- INPUT DATA -
## start

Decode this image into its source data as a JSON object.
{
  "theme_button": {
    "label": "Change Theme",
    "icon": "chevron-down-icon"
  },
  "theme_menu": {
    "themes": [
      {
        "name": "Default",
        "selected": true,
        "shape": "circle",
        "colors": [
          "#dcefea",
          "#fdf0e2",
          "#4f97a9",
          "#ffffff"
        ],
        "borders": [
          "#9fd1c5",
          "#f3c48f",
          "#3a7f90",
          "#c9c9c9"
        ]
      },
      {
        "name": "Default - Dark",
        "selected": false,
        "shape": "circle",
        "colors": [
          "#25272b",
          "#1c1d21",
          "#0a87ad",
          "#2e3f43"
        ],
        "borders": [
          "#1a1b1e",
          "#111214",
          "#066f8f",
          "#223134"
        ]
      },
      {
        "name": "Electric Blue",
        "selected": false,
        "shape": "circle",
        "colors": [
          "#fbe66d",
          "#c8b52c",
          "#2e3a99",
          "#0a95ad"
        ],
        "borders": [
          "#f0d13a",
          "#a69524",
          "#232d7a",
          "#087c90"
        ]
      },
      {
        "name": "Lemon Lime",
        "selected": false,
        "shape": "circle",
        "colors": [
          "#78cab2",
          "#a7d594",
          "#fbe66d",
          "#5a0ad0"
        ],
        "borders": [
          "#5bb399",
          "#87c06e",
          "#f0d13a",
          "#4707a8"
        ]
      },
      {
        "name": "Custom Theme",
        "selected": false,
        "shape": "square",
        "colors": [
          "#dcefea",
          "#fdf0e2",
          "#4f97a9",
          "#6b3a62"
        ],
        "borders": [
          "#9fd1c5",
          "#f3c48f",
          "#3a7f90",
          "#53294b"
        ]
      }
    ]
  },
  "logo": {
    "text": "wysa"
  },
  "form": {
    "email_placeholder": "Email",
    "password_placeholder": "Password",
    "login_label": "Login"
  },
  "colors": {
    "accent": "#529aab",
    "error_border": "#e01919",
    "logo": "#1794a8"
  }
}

## end
## start

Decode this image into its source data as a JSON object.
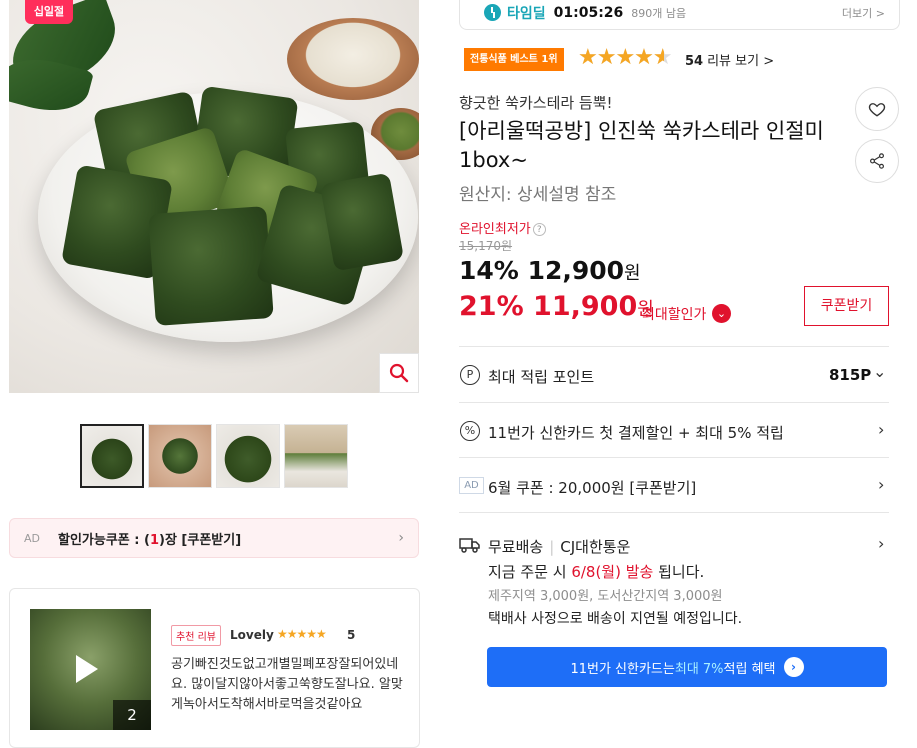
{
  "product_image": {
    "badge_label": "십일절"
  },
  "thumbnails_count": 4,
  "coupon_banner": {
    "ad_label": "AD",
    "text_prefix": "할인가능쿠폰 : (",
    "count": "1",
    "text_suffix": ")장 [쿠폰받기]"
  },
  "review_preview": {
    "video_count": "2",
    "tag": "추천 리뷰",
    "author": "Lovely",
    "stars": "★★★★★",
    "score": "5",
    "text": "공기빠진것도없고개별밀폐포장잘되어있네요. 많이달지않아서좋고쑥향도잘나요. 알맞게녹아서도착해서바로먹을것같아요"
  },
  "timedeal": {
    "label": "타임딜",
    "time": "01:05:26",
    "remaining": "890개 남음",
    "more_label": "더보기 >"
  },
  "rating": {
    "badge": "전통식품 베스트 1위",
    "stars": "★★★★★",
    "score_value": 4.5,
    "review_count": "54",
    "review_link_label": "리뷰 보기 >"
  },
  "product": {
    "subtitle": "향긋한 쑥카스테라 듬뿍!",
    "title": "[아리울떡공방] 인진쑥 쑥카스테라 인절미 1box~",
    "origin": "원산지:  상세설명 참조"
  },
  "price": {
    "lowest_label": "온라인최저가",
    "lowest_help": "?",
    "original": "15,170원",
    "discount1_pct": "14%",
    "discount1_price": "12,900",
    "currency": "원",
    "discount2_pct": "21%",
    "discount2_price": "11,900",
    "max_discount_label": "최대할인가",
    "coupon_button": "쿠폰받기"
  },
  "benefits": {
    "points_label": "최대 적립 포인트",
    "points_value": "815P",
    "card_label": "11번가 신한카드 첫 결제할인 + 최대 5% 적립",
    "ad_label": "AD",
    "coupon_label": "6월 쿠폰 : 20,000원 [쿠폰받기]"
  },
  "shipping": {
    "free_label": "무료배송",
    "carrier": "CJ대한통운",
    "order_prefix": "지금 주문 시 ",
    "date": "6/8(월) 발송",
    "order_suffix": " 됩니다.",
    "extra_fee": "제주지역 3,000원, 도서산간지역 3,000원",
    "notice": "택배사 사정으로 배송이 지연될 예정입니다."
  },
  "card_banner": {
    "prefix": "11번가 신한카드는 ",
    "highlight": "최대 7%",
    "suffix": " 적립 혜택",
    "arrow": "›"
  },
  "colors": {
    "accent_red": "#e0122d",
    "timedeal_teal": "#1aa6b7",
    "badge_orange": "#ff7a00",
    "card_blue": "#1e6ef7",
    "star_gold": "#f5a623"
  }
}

## end

- THE PROBLEM -
Check every line of the entries above for the word "쿠폰받기" and report how many lines contain it, giving the number only.

- RESULT -
3